> LAVORO DA SVOLGERE
(1) Nell'articolo sui vaccini anti-Covid, su quale blog Derek Lowe ha pubblicato il suo intervento?
(2) Copia dall'articolo sui vaccini anti-Covid il tratto che va da "La vaccinazione è" fino a "ancora avuto inizio.".
(3) Porta avanti l'articolo sui vaccini anti-Covid, partendo subito dopo l'ultima frase riportata.

> ESTRATTO DEL TESTO

“I vaccini contro il Covid-19 non produrranno varianti peggiori”. Così Derek Lowe ha scardinato una delle teorie secondo cui, per evitare le mutazioni dei virus, le campagne di vaccinazioni non dovrebbero avere inizio mentre quest’ultimo è ancora in circolazione. L’esperto chimico, che lavora alla scoperta di farmaci proclitici nell’industria farmaceutica, ne ha parlato all’interno di un articolo pubblicato sul suo blog In the Pipeline, ospitato su Science Translational Medicine.
La vaccinazione è controproducente o no? Il dottor Lowe ha provato a rispondere al quesito facendo riferimento a quanto accaduto nei mesi scorsi. Il mondo, attualmente, sta facendo i conti con la variante Delta, che appare peggiore delle precedenti. Essa, tuttavia, non è in alcun modo la causa della somministrazione dei sieri, dato che la sua prima apparizione è stata registrata in India a ottobre scorso, ovvero quando la campagna non aveva ancora avuto inizio.
“Vaccini anti-Covid non produrranno varianti peggiori”: la verità
Derek Lowe sembrerebbe dunque certo del fatto che i vaccini contro il Covid-19 non produrranno varianti peggiori, o per lo meno del fatto che ciò non è ancora accaduto. Dietro alle teorie secondo cui ciò era stato previsto, tuttavia, c’è un fondo di verità.
“È certamente vero che se si vuole indurre mutazioni resistenti a qualche farmaco antivirale in laboratorio, è sufficiente lasciare che il virus infetti le cellule in coltura mentre le si tratta con quantità non del tutto adeguate del farmaco proposto. Successivamente le si passa in colture cellulari fresche, spesso aumentando la quantità di antivirale lungo il percorso, con l’idea che le particelle virali che stanno infettando ogni nuova popolazione di cellule siano quelle che hanno superato gli effetti del farmaco”, ha spiegato l’esperto. In questo modo, tramite un processo che può durare settimane o addirittura mesi, potrebbe svilupparsi una mutazione del virus capace di resistere al farmaco.

> ESTRATTI DEI DATI
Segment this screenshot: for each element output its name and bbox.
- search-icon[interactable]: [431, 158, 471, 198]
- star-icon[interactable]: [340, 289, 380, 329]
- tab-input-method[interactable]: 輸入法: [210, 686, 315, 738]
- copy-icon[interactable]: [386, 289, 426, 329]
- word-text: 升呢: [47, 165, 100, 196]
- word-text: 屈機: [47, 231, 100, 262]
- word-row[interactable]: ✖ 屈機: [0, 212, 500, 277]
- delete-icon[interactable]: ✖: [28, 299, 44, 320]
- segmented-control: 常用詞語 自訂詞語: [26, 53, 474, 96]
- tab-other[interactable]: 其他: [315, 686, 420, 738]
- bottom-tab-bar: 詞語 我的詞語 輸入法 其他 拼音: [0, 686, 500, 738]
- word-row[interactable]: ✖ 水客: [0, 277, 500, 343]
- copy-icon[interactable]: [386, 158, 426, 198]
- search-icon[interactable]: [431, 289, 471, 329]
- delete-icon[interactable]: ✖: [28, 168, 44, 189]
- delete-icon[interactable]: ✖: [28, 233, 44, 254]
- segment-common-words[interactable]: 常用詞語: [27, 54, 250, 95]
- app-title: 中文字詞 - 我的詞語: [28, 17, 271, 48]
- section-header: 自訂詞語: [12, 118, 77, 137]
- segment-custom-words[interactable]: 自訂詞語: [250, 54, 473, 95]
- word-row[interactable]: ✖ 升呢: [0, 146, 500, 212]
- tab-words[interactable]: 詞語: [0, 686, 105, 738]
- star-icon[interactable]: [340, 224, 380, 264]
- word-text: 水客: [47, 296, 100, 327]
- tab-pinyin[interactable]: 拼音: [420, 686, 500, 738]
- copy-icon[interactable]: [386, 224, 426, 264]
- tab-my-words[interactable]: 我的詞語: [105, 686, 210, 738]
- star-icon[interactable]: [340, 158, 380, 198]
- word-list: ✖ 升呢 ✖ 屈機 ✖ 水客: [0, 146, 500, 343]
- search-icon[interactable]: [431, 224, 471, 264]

> RISPOSTE NUMERATE
(1) Sul blog In the Pipeline, ospitato su Science Translational Medicine.

(2)
La vaccinazione è controproducente o no? Il dottor Lowe ha provato a rispondere al quesito facendo riferimento a quanto accaduto nei mesi scorsi. Il mondo, attualmente, sta facendo i conti con la variante Delta, che appare peggiore delle precedenti. Essa, tuttavia, non è in alcun modo la causa della somministrazione dei sieri, dato che la sua prima apparizione è stata registrata in India a ottobre scorso, ovvero quando la campagna non aveva ancora avuto inizio.

(3)
“Vaccini anti-Covid non produrranno varianti peggiori”: l’efficacia dei sieri
Se, da un lato, dunque, è vero che ciò è teoricamente possibile, dall’altro lato la buona notizia è che i vaccini contro il Covid-19 sono stati prodotti tenendo a mente questo fenomeno e dunque presumibilmente non produrranno varianti peggiori. In fase di sperimentazione, infatti, la scelta dei farmaci ricade su quelli che sono maggiormente inclini alla resistenza di fronte al virus e alle sue eventuali mutazioni.
“Nel caso della maggior parte dei vaccini ora disponibili gli anticorpi attaccano la proteina Spike del coronavirus. Questi anticorpi possono legarsi così completamente e saldamente alle particelle virali che la loro proteina Spike non è più in grado di funzionare. Gli anticorpi legati a un agente patogeno come questo attivano anche altre cellule immunitarie per attaccare e eliminare l’intero complesso anticorpo/bersaglio”, si legge nell’articolo di Derek Lowe. “E oltre gli anticorpi, c’è l’intero sistema delle cellule T: quelle cellule T che cercano di riconoscere le cellule umane che sono state attaccate dal virus e che poi si spostano per ucciderle prima che possano rilasciare altre particelle virali”. Il virus, per eludere gli attacchi del sistema immunitario, dovrebbe dunque mutare le proteine in modo che esse possano ancora funzionare. Non è un processo semplice né immediato, dato che con il vaccino viene coinvolto un numero enorme di diversi anticorpi.